## Задание
Перечислите все слагаемые, которые названы в тексте о музее в Лавре после слов «Вы имеете слагаемые».

Здесь говорили о служении науке. Но позвольте спросить, какое лицо имеет ваша наука и какой идеологией она руководствуется? Мы знаем, что на историю некоторые смотрели как на прагматическое изложение событий, а [иные] учитывают государственность, отрицая общественность, иные признают и то и другое, иные относят все события к случаю; мы, коммунисты, расцениваем историю с точки зрения исторического материализма, т. е. говорим, что история хозяйства неразрывно связана и с историей общества, с историей возникновения и развития общественных классов. Скажите же, какова ваша идеология? Вы имеете слагаемые: 1) Предметы религиозного культа и качество экспонатов. 2) Лавру, этот религиозный центр, в качестве здания для музея. 3) Местного обывателя, которому религиозная настроенность диктуется главным образом самыми жизненными для него экономическими интересами. 4) Монахов Лавры в качестве охранителей. 5) Людей, обвеянных дымкой религиозных мечтаний, в лагере ученых и административных кругов Комиссии. Вы хотите сложить эти слагаемые и получить в итоге пролетарский музей, возникший в интересах борющегося рабочего класса. Я скажу Вам: напрасная мечта. Результат этих неудачных попыток налицо. Лавра, несмотря на состоявшуюся ликвидацию, продолжает фактически оставаться тем же монастырем. Мелькают монашеские рясы, не обрывается связь архимандрита Кронида с монахами, выселенными в различные скиты. Здесь монахи, вызываемые на так называемую недельную чреду служения, имеют особую комнату для ночлега и жительства. Спрашиваю их: кто разрешил? Говорят: Олсуфьев. Это можно продолжать без конца.

Я жду прямого, ясного и точного ответа, считает ли Российская коллегия принципиально допустимым существование религиозного культа с храмами, монахами, мощами, церковными службами рядом с музеем, который как будто создается для пролетарских масс?

Ванханен: Позвольте и с своей стороны задать тот же вопрос: возможно ли вести ту пропаганду, о которой говорит т. Щекотов, в народных массах, когда в Лавре, где должен быть центр борьбы с темнотой, происходит день и ночь служение?

Щекотов: Я должен сказать, что во время конструирования комиссии вопрос о закрытии храмов предусмотрен не был. С точки зрения научной работы в Лавре, закрытие храмов безразлично для музейной работы, музей не боится ни закрытых, ни открытых храмов. Как на начало одной [из форм] <анти>религиозной работы комиссии, могу сослаться на многие документы, открытые комиссией и подготовленные к печати, но неотпечатанные по причинам, от комиссии не зависящим, связанным с типографскими затруднениями. Мы не уполномочены пославшим нас отделом на закрытие храмов и прекращение культа, в то же время и не можем брать на себя ответственность за политическое поведение и работу других, если по вине их оказывается слабой контррелигиозная борьба.

## Записи данных
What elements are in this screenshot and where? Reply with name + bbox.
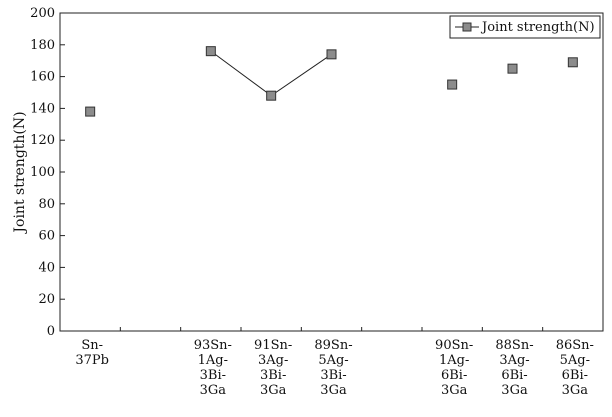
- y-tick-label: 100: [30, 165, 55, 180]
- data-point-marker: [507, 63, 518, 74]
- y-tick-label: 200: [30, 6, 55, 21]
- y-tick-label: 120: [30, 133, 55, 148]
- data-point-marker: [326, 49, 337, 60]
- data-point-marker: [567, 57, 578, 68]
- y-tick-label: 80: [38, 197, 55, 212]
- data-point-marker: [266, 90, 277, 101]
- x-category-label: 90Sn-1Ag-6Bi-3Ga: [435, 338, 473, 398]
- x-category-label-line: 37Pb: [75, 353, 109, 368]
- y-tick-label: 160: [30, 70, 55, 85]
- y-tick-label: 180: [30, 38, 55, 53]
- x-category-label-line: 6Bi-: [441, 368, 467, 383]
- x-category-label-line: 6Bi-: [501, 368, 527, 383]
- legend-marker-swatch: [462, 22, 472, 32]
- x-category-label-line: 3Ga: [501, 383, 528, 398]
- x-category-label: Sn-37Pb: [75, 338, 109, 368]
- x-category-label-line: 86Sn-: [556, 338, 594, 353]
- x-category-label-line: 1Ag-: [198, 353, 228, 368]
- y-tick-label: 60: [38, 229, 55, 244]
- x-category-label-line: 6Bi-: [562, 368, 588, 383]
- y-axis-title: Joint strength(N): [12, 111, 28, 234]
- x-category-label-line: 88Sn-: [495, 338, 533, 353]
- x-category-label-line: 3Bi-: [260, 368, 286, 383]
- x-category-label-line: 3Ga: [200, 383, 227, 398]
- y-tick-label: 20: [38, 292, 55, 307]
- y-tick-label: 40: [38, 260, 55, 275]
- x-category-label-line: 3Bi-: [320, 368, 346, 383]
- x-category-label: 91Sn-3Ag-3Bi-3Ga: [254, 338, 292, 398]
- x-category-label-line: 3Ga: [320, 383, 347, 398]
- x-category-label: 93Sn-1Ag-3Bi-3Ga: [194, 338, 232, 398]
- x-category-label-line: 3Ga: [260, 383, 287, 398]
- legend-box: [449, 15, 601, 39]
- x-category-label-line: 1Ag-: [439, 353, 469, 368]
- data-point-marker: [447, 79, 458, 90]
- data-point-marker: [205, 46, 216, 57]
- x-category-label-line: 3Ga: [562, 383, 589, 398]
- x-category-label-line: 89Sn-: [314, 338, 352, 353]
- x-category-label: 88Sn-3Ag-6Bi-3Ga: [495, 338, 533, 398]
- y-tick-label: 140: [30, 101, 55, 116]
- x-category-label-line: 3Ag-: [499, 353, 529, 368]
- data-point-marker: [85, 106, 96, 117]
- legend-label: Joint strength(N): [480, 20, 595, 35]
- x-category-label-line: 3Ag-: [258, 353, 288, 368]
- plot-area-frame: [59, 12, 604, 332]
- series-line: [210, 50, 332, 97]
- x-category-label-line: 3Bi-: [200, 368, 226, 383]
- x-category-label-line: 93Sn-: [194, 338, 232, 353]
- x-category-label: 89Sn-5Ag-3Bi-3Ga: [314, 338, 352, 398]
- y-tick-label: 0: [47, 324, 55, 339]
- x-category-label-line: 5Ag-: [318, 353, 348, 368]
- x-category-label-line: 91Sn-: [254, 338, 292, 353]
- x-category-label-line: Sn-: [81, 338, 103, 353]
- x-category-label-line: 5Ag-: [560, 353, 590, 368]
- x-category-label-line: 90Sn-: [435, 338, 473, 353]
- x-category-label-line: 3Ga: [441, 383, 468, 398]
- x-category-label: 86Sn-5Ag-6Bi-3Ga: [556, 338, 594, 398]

## Выполненное задание
1) Предметы религиозного культа и качество экспонатов.
2) Лавра, этот религиозный центр, в качестве здания для музея.
3) Местный обыватель, которому религиозная настроенность диктуется главным образом самыми жизненными для него экономическими интересами.
4) Монахи Лавры в качестве охранителей.
5) Люди, обвеянные дымкой религиозных мечтаний, в лагере ученых и административных кругов Комиссии.